== Extracted material ==

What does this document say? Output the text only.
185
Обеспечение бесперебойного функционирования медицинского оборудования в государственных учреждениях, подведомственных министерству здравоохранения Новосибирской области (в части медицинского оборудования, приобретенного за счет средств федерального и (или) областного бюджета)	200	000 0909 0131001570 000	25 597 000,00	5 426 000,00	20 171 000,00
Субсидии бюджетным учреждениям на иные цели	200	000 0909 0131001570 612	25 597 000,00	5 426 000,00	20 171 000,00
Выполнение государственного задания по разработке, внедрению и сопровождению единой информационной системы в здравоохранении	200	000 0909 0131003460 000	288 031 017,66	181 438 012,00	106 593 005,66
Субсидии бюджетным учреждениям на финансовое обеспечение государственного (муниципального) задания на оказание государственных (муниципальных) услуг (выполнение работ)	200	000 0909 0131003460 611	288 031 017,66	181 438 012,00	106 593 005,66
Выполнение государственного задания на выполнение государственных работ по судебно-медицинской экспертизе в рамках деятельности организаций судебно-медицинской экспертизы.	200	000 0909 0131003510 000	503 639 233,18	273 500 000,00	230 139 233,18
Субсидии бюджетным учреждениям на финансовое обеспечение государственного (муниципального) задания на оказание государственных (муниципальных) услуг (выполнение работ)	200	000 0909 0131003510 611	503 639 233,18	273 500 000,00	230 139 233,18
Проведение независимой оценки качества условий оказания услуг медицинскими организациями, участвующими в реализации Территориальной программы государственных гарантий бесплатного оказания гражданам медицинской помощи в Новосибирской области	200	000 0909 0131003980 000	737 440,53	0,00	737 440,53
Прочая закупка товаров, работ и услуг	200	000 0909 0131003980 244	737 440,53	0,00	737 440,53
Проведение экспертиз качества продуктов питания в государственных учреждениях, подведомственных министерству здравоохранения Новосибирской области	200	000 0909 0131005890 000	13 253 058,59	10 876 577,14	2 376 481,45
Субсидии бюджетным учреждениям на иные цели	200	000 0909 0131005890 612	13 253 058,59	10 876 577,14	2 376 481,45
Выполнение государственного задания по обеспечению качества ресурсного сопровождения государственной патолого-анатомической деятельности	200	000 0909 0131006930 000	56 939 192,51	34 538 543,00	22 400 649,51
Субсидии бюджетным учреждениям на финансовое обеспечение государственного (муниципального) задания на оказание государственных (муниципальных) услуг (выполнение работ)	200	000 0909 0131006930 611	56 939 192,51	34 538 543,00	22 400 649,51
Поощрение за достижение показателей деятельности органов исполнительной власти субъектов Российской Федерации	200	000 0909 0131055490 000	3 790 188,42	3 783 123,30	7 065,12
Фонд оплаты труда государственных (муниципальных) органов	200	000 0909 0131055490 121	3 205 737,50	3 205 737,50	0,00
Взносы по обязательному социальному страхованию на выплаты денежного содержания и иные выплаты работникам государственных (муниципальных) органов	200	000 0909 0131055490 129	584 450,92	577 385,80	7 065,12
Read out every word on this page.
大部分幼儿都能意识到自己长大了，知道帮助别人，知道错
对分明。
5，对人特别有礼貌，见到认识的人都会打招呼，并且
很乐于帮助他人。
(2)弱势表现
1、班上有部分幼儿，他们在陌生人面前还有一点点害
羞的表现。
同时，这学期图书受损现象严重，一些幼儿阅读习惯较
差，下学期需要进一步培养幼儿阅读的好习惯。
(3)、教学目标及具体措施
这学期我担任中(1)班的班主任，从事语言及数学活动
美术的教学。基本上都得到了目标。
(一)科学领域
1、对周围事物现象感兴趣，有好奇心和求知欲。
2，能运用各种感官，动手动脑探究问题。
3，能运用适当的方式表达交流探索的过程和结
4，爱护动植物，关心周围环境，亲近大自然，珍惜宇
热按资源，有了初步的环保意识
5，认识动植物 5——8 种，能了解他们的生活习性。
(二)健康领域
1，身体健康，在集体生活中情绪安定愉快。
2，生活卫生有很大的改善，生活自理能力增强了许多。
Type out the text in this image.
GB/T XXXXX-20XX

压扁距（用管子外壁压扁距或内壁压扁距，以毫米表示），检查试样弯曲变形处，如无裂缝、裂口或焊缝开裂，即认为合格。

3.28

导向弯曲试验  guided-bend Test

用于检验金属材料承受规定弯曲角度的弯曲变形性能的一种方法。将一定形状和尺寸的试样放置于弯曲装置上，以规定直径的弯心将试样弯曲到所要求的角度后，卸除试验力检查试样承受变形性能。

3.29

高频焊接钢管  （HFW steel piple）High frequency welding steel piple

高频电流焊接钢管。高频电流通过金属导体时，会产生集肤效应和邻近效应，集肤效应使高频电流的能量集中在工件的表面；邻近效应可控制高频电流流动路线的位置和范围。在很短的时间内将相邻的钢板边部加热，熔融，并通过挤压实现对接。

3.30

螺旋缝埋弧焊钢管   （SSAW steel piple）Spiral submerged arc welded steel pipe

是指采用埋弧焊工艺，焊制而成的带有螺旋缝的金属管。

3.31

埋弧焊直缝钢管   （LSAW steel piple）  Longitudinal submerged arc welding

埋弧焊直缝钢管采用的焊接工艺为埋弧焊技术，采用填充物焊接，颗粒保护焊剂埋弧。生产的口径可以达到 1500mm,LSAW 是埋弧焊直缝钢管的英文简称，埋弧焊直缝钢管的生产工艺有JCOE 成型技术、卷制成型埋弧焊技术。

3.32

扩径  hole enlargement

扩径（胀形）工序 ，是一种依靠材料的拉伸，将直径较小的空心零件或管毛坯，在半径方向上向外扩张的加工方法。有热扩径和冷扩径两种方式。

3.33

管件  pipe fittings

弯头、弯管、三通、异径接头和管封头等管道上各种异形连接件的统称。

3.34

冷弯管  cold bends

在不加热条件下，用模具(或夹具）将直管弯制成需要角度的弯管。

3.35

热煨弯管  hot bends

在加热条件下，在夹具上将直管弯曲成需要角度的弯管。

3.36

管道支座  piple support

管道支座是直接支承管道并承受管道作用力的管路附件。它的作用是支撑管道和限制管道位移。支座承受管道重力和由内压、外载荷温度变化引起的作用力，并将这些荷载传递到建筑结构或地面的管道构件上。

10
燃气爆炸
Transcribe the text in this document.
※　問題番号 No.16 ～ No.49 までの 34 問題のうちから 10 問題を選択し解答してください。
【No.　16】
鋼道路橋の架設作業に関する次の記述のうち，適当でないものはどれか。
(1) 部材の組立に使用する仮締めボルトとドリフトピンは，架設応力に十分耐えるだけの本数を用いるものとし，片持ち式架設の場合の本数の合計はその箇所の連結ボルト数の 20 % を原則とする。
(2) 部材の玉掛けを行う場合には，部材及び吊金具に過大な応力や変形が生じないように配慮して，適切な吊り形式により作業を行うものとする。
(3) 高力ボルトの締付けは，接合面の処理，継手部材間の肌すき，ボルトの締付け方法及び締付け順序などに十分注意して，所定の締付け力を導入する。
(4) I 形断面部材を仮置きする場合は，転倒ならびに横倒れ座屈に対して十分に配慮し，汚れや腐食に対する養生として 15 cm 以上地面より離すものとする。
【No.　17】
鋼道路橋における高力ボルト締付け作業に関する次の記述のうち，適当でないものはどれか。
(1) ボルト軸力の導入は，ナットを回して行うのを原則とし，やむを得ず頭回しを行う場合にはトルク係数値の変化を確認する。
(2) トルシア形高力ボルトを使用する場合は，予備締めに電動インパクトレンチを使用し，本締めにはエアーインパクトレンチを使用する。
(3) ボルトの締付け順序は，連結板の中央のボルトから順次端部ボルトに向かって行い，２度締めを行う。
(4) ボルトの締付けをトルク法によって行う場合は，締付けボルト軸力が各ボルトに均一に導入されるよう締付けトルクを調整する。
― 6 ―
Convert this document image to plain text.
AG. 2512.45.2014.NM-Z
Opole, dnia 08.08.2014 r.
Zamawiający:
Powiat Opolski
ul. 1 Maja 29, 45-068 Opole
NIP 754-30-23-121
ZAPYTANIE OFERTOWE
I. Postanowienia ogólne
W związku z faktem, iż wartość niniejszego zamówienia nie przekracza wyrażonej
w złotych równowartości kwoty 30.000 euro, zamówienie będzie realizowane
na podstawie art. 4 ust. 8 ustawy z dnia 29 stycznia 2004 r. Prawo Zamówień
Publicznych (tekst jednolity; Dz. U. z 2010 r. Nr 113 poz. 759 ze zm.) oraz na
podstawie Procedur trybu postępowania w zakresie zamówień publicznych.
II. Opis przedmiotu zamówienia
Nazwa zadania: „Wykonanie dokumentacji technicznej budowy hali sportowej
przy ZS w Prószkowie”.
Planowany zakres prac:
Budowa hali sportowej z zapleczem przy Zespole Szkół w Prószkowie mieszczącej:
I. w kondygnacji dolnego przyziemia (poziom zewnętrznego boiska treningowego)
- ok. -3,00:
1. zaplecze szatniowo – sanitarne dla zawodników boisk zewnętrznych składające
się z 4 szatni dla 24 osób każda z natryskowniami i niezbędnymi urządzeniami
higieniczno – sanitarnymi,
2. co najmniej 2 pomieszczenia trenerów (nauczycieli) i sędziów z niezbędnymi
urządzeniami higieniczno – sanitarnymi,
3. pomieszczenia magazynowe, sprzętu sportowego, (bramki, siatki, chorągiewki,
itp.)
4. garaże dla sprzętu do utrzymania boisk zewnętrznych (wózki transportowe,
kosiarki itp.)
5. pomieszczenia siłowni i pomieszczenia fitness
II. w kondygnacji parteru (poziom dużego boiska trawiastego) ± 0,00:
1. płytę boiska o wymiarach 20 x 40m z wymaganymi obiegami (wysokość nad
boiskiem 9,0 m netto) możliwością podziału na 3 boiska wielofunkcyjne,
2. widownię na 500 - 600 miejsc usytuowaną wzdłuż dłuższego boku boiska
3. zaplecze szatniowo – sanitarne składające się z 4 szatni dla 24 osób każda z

===

[What is asked]: In the entries above, identify every line with the word "higieniczno". Copy those lines.

[Expected answer]:
higieniczno – sanitarnymi,
urządzeniami higieniczno – sanitarnymi,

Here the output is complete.